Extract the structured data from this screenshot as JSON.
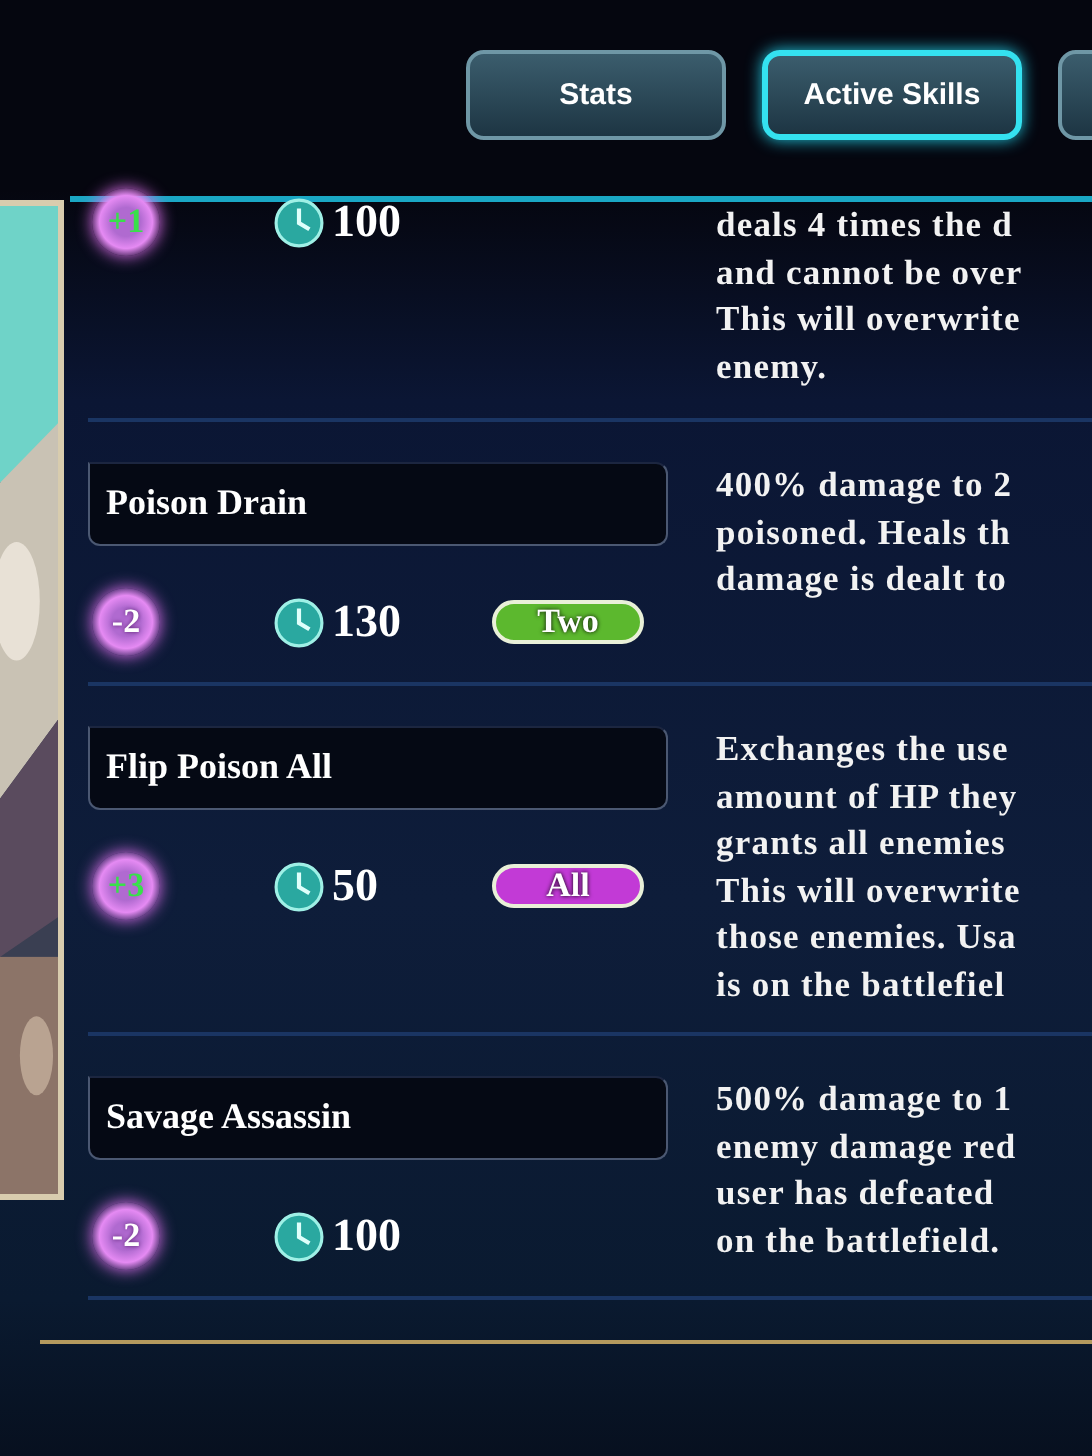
{
  "tabs": [
    {
      "label": "Stats",
      "selected": false
    },
    {
      "label": "Active Skills",
      "selected": true
    }
  ],
  "skills": [
    {
      "kind": "partial",
      "sp": "+1",
      "sp_gain": true,
      "cooldown": "100",
      "description": [
        "deals 4 times the d",
        "and cannot be over",
        "This will overwrite",
        "enemy."
      ]
    },
    {
      "kind": "full",
      "name": "Poison Drain",
      "sp": "-2",
      "sp_gain": false,
      "cooldown": "130",
      "target": {
        "label": "Two",
        "color": "#5cb82e"
      },
      "description": [
        "400% damage to 2",
        "poisoned. Heals th",
        "damage is dealt to"
      ]
    },
    {
      "kind": "full",
      "name": "Flip Poison All",
      "sp": "+3",
      "sp_gain": true,
      "cooldown": "50",
      "target": {
        "label": "All",
        "color": "#c23ad6"
      },
      "description": [
        "Exchanges the use",
        "amount of HP they",
        "grants all enemies",
        "This will overwrite",
        "those enemies. Usa",
        "is on the battlefiel"
      ]
    },
    {
      "kind": "full",
      "name": "Savage Assassin",
      "sp": "-2",
      "sp_gain": false,
      "cooldown": "100",
      "description": [
        "500% damage to 1",
        "enemy damage red",
        "user has defeated",
        "on the battlefield."
      ]
    }
  ]
}
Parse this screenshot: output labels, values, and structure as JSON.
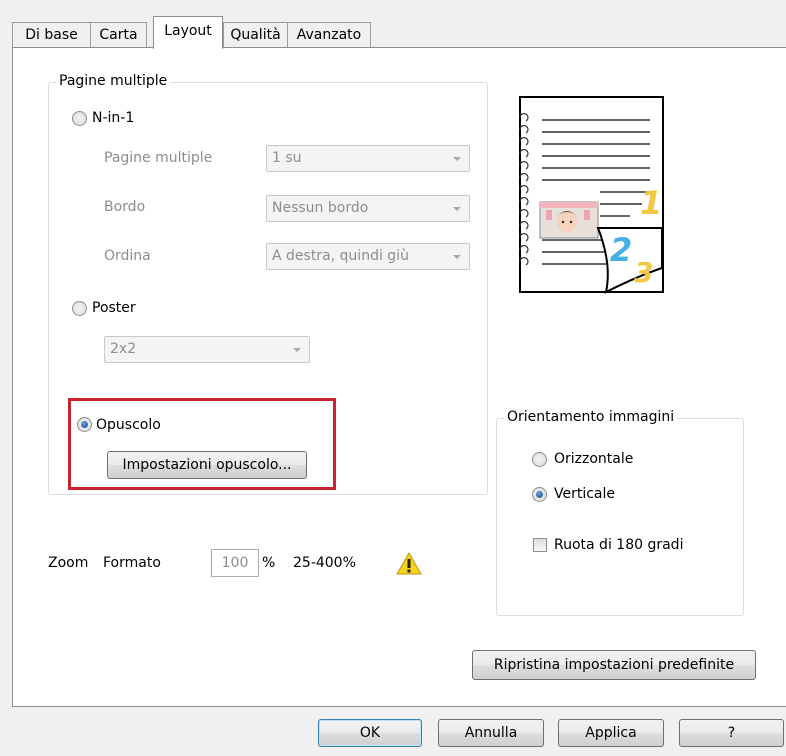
------
TASK PROMPT - Leave the pictures out and reproduce each record exactly as written.

WRITTEN RESPONSE -
Extract the structured data from this screenshot as JSON.
{
  "tabs": [
    {
      "label": "Stats",
      "selected": false
    },
    {
      "label": "Active Skills",
      "selected": true
    }
  ],
  "skills": [
    {
      "kind": "partial",
      "sp": "+1",
      "sp_gain": true,
      "cooldown": "100",
      "description": [
        "deals 4 times the d",
        "and cannot be over",
        "This will overwrite",
        "enemy."
      ]
    },
    {
      "kind": "full",
      "name": "Poison Drain",
      "sp": "-2",
      "sp_gain": false,
      "cooldown": "130",
      "target": {
        "label": "Two",
        "color": "#5cb82e"
      },
      "description": [
        "400% damage to 2",
        "poisoned. Heals th",
        "damage is dealt to"
      ]
    },
    {
      "kind": "full",
      "name": "Flip Poison All",
      "sp": "+3",
      "sp_gain": true,
      "cooldown": "50",
      "target": {
        "label": "All",
        "color": "#c23ad6"
      },
      "description": [
        "Exchanges the use",
        "amount of HP they",
        "grants all enemies",
        "This will overwrite",
        "those enemies. Usa",
        "is on the battlefiel"
      ]
    },
    {
      "kind": "full",
      "name": "Savage Assassin",
      "sp": "-2",
      "sp_gain": false,
      "cooldown": "100",
      "description": [
        "500% damage to 1",
        "enemy damage red",
        "user has defeated",
        "on the battlefield."
      ]
    }
  ]
}
Parse this screenshot: output labels, values, and structure as JSON.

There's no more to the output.